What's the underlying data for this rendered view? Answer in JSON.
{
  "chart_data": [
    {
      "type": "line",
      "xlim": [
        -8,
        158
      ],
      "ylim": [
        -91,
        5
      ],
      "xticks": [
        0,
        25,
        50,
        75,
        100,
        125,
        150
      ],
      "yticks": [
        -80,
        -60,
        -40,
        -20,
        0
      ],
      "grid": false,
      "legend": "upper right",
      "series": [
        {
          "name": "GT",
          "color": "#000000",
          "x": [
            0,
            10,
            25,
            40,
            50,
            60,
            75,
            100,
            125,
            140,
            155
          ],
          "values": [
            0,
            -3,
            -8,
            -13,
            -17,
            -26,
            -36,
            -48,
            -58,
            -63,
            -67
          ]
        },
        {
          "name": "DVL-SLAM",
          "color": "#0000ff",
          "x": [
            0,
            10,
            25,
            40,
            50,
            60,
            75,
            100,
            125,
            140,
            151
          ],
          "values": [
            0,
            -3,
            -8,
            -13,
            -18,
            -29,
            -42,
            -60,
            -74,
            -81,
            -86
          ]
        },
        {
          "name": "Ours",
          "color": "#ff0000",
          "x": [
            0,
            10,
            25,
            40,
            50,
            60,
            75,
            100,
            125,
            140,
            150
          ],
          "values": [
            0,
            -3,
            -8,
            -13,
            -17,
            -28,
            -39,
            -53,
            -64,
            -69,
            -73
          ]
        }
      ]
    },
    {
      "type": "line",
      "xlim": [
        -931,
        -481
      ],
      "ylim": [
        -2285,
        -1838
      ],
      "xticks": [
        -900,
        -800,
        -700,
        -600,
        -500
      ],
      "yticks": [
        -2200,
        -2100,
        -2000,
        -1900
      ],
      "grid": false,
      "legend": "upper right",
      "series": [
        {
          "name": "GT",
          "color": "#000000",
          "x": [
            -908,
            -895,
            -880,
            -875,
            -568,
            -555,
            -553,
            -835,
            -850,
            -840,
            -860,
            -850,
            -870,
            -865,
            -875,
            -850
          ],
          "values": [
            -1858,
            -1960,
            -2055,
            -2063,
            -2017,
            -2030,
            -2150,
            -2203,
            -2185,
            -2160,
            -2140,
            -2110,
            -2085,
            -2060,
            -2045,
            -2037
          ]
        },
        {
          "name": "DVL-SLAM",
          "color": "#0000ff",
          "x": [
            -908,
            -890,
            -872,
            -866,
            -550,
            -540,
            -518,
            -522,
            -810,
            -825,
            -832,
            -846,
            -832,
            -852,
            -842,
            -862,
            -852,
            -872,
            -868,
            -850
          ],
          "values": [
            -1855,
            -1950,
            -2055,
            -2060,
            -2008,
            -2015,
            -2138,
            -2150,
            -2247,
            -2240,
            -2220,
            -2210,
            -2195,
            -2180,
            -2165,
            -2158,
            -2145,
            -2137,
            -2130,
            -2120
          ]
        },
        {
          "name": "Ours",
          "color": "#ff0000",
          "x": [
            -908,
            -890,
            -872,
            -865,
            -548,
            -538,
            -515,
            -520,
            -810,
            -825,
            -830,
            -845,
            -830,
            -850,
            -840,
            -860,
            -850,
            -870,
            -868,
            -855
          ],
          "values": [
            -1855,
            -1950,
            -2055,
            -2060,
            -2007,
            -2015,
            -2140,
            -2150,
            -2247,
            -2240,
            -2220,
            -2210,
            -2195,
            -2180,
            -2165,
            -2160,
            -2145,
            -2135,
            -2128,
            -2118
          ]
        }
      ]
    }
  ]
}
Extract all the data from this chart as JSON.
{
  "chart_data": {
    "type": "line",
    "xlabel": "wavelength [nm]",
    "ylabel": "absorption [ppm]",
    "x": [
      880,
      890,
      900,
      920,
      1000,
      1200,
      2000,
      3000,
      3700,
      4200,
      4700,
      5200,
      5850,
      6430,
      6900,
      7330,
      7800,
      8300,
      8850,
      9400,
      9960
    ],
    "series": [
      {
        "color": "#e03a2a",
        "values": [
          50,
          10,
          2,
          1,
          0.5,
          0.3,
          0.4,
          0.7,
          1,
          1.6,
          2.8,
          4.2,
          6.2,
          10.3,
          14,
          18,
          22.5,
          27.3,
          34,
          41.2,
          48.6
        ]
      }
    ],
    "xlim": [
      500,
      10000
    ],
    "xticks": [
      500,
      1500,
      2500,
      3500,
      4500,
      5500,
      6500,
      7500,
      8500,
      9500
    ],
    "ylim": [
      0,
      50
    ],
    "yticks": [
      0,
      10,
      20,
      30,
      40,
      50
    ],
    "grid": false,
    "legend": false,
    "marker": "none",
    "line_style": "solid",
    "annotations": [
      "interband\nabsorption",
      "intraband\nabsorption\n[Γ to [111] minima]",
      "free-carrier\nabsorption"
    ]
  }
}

---*---

**Task prompt**
Repeat the data in its entirety, character for character.

**Written solution**
What's the underlying data for this rendered view? Answer in JSON.
{
  "chart_data": [
    {
      "type": "line",
      "xlim": [
        -8,
        158
      ],
      "ylim": [
        -91,
        5
      ],
      "xticks": [
        0,
        25,
        50,
        75,
        100,
        125,
        150
      ],
      "yticks": [
        -80,
        -60,
        -40,
        -20,
        0
      ],
      "grid": false,
      "legend": "upper right",
      "series": [
        {
          "name": "GT",
          "color": "#000000",
          "x": [
            0,
            10,
            25,
            40,
            50,
            60,
            75,
            100,
            125,
            140,
            155
          ],
          "values": [
            0,
            -3,
            -8,
            -13,
            -17,
            -26,
            -36,
            -48,
            -58,
            -63,
            -67
          ]
        },
        {
          "name": "DVL-SLAM",
          "color": "#0000ff",
          "x": [
            0,
            10,
            25,
            40,
            50,
            60,
            75,
            100,
            125,
            140,
            151
          ],
          "values": [
            0,
            -3,
            -8,
            -13,
            -18,
            -29,
            -42,
            -60,
            -74,
            -81,
            -86
          ]
        },
        {
          "name": "Ours",
          "color": "#ff0000",
          "x": [
            0,
            10,
            25,
            40,
            50,
            60,
            75,
            100,
            125,
            140,
            150
          ],
          "values": [
            0,
            -3,
            -8,
            -13,
            -17,
            -28,
            -39,
            -53,
            -64,
            -69,
            -73
          ]
        }
      ]
    },
    {
      "type": "line",
      "xlim": [
        -931,
        -481
      ],
      "ylim": [
        -2285,
        -1838
      ],
      "xticks": [
        -900,
        -800,
        -700,
        -600,
        -500
      ],
      "yticks": [
        -2200,
        -2100,
        -2000,
        -1900
      ],
      "grid": false,
      "legend": "upper right",
      "series": [
        {
          "name": "GT",
          "color": "#000000",
          "x": [
            -908,
            -895,
            -880,
            -875,
            -568,
            -555,
            -553,
            -835,
            -850,
            -840,
            -860,
            -850,
            -870,
            -865,
            -875,
            -850
          ],
          "values": [
            -1858,
            -1960,
            -2055,
            -2063,
            -2017,
            -2030,
            -2150,
            -2203,
            -2185,
            -2160,
            -2140,
            -2110,
            -2085,
            -2060,
            -2045,
            -2037
          ]
        },
        {
          "name": "DVL-SLAM",
          "color": "#0000ff",
          "x": [
            -908,
            -890,
            -872,
            -866,
            -550,
            -540,
            -518,
            -522,
            -810,
            -825,
            -832,
            -846,
            -832,
            -852,
            -842,
            -862,
            -852,
            -872,
            -868,
            -850
          ],
          "values": [
            -1855,
            -1950,
            -2055,
            -2060,
            -2008,
            -2015,
            -2138,
            -2150,
            -2247,
            -2240,
            -2220,
            -2210,
            -2195,
            -2180,
            -2165,
            -2158,
            -2145,
            -2137,
            -2130,
            -2120
          ]
        },
        {
          "name": "Ours",
          "color": "#ff0000",
          "x": [
            -908,
            -890,
            -872,
            -865,
            -548,
            -538,
            -515,
            -520,
            -810,
            -825,
            -830,
            -845,
            -830,
            -850,
            -840,
            -860,
            -850,
            -870,
            -868,
            -855
          ],
          "values": [
            -1855,
            -1950,
            -2055,
            -2060,
            -2007,
            -2015,
            -2140,
            -2150,
            -2247,
            -2240,
            -2220,
            -2210,
            -2195,
            -2180,
            -2165,
            -2160,
            -2145,
            -2135,
            -2128,
            -2118
          ]
        }
      ]
    }
  ]
}
Extract all the data from this chart as JSON.
{
  "chart_data": {
    "type": "line",
    "xlabel": "wavelength [nm]",
    "ylabel": "absorption [ppm]",
    "x": [
      880,
      890,
      900,
      920,
      1000,
      1200,
      2000,
      3000,
      3700,
      4200,
      4700,
      5200,
      5850,
      6430,
      6900,
      7330,
      7800,
      8300,
      8850,
      9400,
      9960
    ],
    "series": [
      {
        "color": "#e03a2a",
        "values": [
          50,
          10,
          2,
          1,
          0.5,
          0.3,
          0.4,
          0.7,
          1,
          1.6,
          2.8,
          4.2,
          6.2,
          10.3,
          14,
          18,
          22.5,
          27.3,
          34,
          41.2,
          48.6
        ]
      }
    ],
    "xlim": [
      500,
      10000
    ],
    "xticks": [
      500,
      1500,
      2500,
      3500,
      4500,
      5500,
      6500,
      7500,
      8500,
      9500
    ],
    "ylim": [
      0,
      50
    ],
    "yticks": [
      0,
      10,
      20,
      30,
      40,
      50
    ],
    "grid": false,
    "legend": false,
    "marker": "none",
    "line_style": "solid",
    "annotations": [
      "interband\nabsorption",
      "intraband\nabsorption\n[Γ to [111] minima]",
      "free-carrier\nabsorption"
    ]
  }
}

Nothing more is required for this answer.